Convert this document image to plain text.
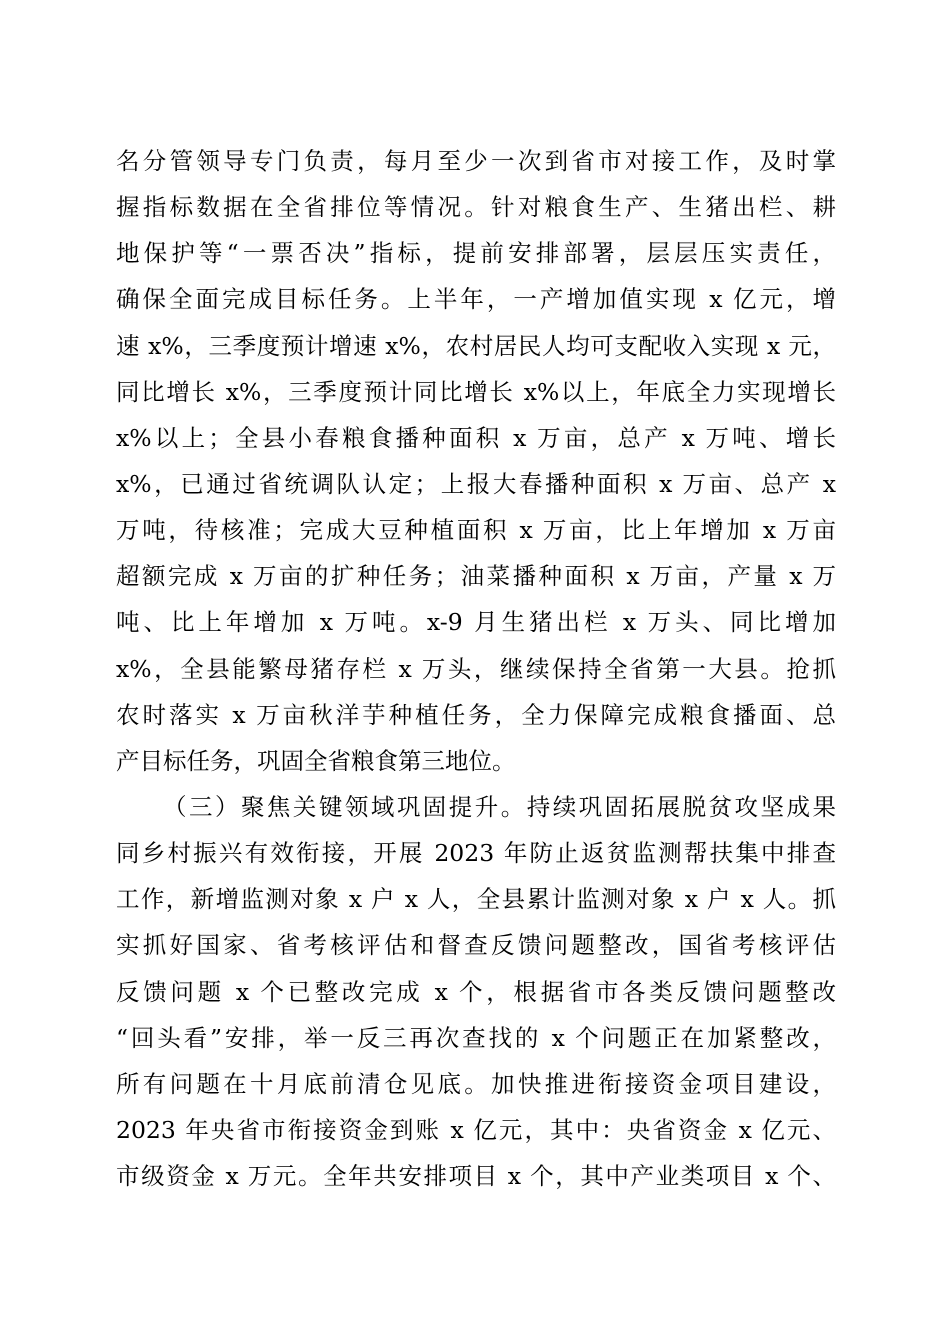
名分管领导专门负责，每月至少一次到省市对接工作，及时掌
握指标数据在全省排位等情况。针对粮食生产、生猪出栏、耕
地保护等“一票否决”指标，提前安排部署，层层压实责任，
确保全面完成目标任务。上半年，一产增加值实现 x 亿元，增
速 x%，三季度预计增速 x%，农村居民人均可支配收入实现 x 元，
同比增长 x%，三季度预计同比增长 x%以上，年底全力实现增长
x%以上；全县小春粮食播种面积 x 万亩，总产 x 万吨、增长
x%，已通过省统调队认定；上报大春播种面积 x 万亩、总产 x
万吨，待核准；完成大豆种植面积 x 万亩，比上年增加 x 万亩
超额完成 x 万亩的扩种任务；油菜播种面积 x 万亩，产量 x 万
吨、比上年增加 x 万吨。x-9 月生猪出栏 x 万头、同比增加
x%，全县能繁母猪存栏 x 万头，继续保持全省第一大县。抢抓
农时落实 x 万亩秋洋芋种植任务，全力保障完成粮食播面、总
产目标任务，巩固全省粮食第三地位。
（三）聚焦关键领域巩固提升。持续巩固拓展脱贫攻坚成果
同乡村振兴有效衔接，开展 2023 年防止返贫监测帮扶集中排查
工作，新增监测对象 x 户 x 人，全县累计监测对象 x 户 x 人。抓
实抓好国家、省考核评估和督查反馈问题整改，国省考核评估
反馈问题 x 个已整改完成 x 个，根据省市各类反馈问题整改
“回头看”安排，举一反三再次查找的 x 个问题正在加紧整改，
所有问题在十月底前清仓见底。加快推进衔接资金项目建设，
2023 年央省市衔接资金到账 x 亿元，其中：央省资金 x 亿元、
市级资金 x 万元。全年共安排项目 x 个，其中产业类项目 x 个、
==
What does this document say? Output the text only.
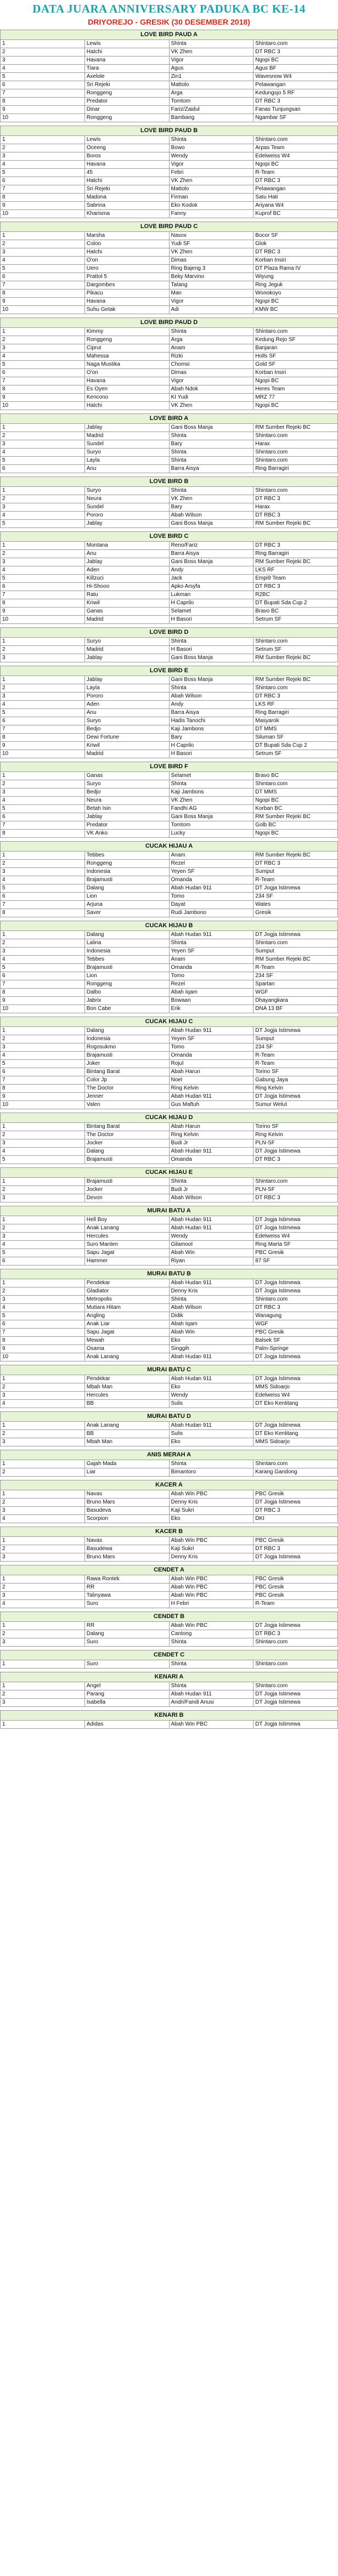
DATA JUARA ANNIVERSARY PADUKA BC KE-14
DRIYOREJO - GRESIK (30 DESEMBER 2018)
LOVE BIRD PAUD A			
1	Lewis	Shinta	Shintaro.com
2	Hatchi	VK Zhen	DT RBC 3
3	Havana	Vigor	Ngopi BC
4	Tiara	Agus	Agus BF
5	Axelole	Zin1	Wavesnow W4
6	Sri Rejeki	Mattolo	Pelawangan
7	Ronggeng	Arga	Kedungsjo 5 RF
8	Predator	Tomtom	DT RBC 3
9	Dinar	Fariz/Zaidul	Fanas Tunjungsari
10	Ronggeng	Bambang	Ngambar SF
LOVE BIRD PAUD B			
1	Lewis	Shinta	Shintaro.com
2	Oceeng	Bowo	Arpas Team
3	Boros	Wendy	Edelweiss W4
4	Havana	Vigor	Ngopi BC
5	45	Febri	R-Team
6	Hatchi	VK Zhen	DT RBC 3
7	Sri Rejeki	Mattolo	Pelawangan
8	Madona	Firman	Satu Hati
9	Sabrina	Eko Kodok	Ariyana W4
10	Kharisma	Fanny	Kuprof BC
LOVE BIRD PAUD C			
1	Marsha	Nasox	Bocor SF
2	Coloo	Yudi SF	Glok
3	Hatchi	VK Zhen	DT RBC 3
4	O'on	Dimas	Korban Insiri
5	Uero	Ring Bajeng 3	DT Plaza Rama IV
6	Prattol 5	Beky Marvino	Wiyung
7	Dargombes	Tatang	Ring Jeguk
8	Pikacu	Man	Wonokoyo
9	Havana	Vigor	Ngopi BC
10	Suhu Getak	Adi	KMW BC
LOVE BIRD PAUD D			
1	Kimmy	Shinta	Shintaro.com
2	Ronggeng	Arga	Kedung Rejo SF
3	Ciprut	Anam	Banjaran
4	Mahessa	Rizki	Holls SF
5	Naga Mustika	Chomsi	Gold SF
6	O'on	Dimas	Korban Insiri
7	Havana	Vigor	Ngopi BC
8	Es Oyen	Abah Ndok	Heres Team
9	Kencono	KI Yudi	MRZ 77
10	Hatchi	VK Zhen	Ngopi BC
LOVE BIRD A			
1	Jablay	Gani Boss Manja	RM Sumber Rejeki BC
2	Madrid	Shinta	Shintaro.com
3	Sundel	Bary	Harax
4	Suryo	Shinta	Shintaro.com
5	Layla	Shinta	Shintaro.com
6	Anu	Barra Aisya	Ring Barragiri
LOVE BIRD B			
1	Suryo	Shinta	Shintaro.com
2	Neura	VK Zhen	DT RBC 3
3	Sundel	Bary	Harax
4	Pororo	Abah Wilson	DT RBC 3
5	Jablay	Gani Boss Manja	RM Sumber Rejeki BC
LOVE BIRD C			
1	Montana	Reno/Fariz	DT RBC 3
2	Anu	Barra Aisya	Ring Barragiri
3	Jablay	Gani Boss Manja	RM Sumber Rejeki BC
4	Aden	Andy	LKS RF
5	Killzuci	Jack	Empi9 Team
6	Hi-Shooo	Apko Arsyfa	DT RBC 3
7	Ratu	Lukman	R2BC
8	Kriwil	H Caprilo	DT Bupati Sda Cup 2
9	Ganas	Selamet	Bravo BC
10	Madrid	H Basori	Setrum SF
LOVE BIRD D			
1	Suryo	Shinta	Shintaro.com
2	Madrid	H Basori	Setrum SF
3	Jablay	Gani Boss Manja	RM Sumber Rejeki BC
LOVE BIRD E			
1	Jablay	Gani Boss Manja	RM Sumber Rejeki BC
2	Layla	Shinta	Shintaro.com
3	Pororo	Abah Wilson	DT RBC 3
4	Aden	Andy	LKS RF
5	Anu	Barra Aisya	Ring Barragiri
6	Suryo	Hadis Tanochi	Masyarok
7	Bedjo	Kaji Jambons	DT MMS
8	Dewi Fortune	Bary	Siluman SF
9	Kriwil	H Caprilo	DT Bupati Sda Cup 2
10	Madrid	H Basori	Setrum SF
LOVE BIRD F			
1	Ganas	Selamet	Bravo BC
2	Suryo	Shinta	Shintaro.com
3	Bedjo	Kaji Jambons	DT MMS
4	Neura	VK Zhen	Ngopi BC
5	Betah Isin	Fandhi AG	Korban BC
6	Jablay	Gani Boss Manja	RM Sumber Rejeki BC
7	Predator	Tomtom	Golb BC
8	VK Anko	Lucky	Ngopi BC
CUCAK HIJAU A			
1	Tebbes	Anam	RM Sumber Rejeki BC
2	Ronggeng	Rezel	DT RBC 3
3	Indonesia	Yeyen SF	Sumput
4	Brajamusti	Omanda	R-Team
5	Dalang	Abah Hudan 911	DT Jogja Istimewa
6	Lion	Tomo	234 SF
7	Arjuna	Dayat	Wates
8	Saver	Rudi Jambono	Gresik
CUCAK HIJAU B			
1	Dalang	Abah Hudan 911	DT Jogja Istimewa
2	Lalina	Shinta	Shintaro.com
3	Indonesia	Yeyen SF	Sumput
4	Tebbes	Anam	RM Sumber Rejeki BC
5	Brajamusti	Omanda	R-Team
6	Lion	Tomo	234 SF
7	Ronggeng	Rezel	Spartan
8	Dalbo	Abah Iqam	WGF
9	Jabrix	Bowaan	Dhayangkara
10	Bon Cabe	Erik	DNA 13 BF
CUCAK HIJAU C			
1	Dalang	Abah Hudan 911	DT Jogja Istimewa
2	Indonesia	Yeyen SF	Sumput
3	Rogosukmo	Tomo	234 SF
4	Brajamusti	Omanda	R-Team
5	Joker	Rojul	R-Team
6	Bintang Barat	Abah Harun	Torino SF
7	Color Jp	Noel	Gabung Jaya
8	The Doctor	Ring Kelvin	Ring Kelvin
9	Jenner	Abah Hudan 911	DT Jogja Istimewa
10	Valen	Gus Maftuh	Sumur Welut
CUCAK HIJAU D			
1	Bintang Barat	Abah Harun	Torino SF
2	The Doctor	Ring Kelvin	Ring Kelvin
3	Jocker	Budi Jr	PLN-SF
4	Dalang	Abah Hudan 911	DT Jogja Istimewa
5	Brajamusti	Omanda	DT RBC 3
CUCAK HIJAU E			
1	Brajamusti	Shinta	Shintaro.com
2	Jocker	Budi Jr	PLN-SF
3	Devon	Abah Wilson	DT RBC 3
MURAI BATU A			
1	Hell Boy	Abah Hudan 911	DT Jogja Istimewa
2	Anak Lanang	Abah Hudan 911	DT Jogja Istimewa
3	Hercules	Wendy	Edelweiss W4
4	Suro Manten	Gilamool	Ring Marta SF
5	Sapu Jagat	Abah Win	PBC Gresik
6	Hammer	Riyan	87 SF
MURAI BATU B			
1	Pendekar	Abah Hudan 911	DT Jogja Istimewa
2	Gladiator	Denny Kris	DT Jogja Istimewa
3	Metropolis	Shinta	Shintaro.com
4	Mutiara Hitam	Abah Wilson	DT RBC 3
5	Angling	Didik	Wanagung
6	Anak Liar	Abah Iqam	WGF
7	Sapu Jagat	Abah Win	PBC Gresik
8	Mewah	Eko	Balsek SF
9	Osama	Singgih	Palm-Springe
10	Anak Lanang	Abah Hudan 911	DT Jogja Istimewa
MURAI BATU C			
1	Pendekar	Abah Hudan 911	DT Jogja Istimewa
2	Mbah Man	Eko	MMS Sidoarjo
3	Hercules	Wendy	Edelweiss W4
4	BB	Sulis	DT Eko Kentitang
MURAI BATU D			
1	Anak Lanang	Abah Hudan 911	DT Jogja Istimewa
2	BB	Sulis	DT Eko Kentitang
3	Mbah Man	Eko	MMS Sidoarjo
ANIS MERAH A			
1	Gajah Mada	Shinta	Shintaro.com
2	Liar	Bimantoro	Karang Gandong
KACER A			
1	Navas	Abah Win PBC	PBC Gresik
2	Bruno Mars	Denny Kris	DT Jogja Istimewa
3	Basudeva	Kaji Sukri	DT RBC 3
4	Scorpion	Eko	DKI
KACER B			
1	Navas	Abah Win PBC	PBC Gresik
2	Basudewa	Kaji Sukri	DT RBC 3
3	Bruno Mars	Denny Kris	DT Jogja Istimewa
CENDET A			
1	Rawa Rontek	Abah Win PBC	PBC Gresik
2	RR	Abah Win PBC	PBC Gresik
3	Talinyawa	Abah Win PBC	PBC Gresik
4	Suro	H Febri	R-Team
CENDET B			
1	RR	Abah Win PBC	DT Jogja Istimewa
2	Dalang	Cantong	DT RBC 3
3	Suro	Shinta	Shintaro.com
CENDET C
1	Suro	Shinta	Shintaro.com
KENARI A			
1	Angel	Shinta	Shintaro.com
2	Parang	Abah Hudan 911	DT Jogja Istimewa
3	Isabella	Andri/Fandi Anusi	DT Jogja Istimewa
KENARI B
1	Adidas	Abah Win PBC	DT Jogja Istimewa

-- Required work --
Isolate each line of the listing above that includes "Iqam". Copy it.

-- Answer to this exercise --
8	Dalbo	Abah Iqam	WGF
6	Anak Liar	Abah Iqam	WGF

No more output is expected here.